▶ _Selected passage_
Let some treatment \(T\) affect an outcome \(Y\). Mediation is the study of mechanisms or the ways in which \(T\) affects \(Y\). For instance, we may think \(T\) moves some intervening variable \(M\), which then affects \(Y\). Alternatively \(T\) could move \(N\) which in turn affects \(Y\). There can also be a direct causal pathway connecting \(T\) to \(Y\).

Pearl says that we can retreive the effect of \(T\) on \(Y\) despite confounding by an unknown variable \(U\). Call this the “front door method”. It involves:

**Step 1:** Estimate the effect of \(T\) on \(M\) and \(N\). We can retrieve \(\beta_{T \rightarrow M}\) and \(\beta_{T \rightarrow N}\) because there is no confounding and all backdoor paths are blocked by collider \(Y\).

**Step 2:** Estimate the effect of \(M\) on \(Y\) (and separately \(N\) on \(Y\)). Again, we can retrieve \(\beta_{M \rightarrow Y}\) and \(\beta_{N \rightarrow Y}\) by blocking all backdoor paths if we condition on \(T\). That is, by controlling for \(T\), we block \(M \rightarrow T \rightarrow N \rightarrow Y\) in the regression \(Y \sim M + T\); and \(N \rightarrow T \rightarrow M \rightarrow Y\) in the regression \(Y \sim N + T\).

**Step 3:** Finally, get the total effect of \(T\) on \(Y\):

\((\beta_{T \rightarrow M} \cdot \beta_{M \rightarrow Y}) + (\beta_{T \rightarrow N} \cdot \beta_{N \rightarrow Y})\)

Pearl’s estimation strategy invokes two assumptions:

**Exhaustiveness:**We must know all the causal pathways that connect \(T\) to \(Y\). That is: the conditioning variables (\(M\) and \(N\)) intercept all directed paths from the causal variable \(T\) to the outcome variable \(Y\).

*Intuition:* Say we do not observe \(N\), so \(T \rightarrow M \rightarrow Y\) is not exhaustive. This is a problem because \(\beta_{T \rightarrow N}\) and \(\beta_{N \rightarrow Y}\) cannot be estimated; and thus the full causal effect of \(T\) on \(Y\) cannot be retrieved.

**Isolation**: The mechanisms (\(T \rightarrow M \rightarrow Y\) and \(T \rightarrow N \rightarrow Y\)) should be “isolated” from all unblocked backdoor paths so that we can recover the full causal effect. This implies two things:There are no unblocked back-door paths connecting \(T\) and the mediators (\(M\) and \(N\))

All backdoor paths from the mediator (\(M\) or \(N\)) to the outcome variable (\(Y\)) can be blocked by conditioning on the causal variable (\(T\))

▶ _Exercise task 1_
Copy the records, starting at the first line and ending at the line containing "pointer [297, 631, 315, 658]", with both of those lines included.
The text and the records have no connection to each other.

▶ _Items_
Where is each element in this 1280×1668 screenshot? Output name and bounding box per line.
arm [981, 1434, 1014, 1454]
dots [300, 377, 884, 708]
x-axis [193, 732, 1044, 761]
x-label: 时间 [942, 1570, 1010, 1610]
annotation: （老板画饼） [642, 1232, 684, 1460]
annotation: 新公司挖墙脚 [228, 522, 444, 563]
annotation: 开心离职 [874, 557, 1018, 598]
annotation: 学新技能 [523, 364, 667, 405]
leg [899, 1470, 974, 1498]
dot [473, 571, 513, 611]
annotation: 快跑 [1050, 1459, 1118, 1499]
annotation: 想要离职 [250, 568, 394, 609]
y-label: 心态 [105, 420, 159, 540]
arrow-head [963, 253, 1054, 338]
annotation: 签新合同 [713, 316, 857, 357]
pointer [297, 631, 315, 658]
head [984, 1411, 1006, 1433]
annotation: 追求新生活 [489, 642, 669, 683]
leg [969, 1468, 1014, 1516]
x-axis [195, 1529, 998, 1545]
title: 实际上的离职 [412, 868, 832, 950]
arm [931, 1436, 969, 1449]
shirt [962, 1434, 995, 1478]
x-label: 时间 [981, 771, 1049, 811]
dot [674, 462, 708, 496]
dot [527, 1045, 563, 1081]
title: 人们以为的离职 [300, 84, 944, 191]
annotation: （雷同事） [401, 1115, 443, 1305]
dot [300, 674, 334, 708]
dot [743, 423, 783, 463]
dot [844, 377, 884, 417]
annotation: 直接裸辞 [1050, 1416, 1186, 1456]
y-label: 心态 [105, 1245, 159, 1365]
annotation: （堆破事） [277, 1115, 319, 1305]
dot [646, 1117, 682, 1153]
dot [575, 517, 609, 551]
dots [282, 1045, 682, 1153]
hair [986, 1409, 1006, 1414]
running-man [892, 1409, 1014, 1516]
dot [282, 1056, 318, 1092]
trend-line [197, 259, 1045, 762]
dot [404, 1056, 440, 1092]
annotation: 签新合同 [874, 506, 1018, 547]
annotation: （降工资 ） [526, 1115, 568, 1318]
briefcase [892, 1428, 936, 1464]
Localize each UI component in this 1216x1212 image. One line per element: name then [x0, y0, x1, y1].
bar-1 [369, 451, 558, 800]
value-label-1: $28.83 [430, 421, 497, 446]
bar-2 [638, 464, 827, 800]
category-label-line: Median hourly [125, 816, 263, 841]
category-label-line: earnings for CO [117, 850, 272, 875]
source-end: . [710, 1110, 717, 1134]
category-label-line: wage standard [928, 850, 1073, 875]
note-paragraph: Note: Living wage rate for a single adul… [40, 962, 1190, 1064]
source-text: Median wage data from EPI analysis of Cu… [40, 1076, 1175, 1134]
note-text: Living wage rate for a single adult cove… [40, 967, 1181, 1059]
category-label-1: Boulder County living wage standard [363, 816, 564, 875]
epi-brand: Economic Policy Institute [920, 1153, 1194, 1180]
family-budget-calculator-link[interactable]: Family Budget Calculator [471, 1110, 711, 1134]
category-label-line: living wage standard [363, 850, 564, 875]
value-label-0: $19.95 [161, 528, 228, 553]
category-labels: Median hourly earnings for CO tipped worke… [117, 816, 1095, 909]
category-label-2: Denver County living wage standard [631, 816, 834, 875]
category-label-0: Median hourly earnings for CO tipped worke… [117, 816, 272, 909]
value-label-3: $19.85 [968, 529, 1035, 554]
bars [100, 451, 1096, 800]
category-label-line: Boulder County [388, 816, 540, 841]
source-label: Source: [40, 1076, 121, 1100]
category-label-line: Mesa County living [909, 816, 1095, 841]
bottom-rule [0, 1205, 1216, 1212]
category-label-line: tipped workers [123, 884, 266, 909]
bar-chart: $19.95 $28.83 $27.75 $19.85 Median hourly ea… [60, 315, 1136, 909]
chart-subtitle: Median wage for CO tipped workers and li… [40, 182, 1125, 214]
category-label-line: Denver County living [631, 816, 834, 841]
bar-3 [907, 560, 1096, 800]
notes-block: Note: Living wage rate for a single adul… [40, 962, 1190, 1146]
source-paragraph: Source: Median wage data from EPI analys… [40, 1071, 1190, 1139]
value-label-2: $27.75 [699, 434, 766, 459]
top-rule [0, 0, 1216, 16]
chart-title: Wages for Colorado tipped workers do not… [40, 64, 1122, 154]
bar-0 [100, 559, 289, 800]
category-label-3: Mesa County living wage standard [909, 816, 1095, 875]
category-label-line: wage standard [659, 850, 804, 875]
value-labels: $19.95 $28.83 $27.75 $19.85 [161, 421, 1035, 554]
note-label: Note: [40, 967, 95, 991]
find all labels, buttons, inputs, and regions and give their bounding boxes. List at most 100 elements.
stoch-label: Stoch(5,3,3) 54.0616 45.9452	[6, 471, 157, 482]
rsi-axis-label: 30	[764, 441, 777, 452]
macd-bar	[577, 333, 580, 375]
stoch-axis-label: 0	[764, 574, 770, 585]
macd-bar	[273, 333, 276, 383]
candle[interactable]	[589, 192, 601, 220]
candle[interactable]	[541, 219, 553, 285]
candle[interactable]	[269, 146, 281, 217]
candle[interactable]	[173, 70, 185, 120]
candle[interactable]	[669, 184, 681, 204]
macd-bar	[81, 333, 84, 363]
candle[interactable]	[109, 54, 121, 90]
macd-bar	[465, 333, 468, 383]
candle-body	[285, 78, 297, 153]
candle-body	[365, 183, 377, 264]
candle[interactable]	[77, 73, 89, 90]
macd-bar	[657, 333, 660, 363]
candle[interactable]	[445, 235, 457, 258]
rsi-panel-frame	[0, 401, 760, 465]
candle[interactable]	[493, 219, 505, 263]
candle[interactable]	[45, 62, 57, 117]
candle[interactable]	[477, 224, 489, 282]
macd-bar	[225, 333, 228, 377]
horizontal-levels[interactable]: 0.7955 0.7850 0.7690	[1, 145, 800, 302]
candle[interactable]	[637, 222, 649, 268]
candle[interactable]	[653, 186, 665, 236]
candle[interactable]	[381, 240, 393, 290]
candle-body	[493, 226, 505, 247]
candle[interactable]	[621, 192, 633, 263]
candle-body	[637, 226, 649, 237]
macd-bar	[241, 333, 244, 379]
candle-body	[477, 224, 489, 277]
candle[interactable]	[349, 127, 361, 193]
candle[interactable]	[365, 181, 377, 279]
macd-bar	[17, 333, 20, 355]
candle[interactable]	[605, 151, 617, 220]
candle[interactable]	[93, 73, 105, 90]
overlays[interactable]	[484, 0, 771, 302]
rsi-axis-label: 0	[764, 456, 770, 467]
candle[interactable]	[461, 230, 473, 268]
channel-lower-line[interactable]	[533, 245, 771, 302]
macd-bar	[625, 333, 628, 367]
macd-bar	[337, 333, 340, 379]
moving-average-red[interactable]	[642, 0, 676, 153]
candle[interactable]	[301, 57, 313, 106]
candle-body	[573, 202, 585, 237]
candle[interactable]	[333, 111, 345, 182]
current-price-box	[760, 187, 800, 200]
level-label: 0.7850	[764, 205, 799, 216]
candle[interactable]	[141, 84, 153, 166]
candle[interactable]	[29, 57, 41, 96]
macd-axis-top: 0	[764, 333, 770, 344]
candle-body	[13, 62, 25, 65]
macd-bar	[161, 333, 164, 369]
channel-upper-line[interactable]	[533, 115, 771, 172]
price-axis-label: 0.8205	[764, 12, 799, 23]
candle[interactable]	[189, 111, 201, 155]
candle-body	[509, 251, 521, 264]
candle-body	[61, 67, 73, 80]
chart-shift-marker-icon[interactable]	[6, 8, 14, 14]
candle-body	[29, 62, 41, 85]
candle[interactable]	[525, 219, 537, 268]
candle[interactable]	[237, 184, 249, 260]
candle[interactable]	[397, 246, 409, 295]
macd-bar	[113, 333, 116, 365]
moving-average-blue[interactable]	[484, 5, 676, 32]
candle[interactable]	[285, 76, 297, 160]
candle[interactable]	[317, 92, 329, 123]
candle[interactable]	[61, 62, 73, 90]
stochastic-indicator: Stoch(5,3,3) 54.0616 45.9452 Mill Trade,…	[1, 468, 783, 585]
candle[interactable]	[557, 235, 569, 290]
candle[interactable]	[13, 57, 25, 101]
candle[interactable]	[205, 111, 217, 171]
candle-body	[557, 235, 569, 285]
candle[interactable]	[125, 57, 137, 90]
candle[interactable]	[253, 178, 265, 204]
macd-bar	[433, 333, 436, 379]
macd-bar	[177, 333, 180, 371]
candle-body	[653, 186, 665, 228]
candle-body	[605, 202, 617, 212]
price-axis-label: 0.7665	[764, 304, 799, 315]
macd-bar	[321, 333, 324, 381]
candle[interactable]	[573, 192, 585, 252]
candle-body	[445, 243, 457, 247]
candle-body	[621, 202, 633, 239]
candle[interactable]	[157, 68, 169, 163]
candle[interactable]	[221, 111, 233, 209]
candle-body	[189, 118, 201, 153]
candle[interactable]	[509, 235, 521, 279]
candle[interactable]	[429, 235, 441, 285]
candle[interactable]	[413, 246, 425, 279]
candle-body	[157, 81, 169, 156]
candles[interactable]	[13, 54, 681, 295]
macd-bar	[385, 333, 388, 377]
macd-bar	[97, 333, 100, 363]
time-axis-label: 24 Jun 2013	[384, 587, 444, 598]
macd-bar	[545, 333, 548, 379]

▶ _Exercise task 2_
List every single-letter variable named in the passage on the front door method.

▶ _Full answer 1_
Where is each element in this 1280×1668 screenshot? Output name and bounding box per line.
arm [981, 1434, 1014, 1454]
dots [300, 377, 884, 708]
x-axis [193, 732, 1044, 761]
x-label: 时间 [942, 1570, 1010, 1610]
annotation: （老板画饼） [642, 1232, 684, 1460]
annotation: 新公司挖墙脚 [228, 522, 444, 563]
annotation: 开心离职 [874, 557, 1018, 598]
annotation: 学新技能 [523, 364, 667, 405]
leg [899, 1470, 974, 1498]
dot [473, 571, 513, 611]
annotation: 快跑 [1050, 1459, 1118, 1499]
annotation: 想要离职 [250, 568, 394, 609]
y-label: 心态 [105, 420, 159, 540]
arrow-head [963, 253, 1054, 338]
annotation: 签新合同 [713, 316, 857, 357]
pointer [297, 631, 315, 658]

▶ _Full answer 2_
T, Y, M, N, U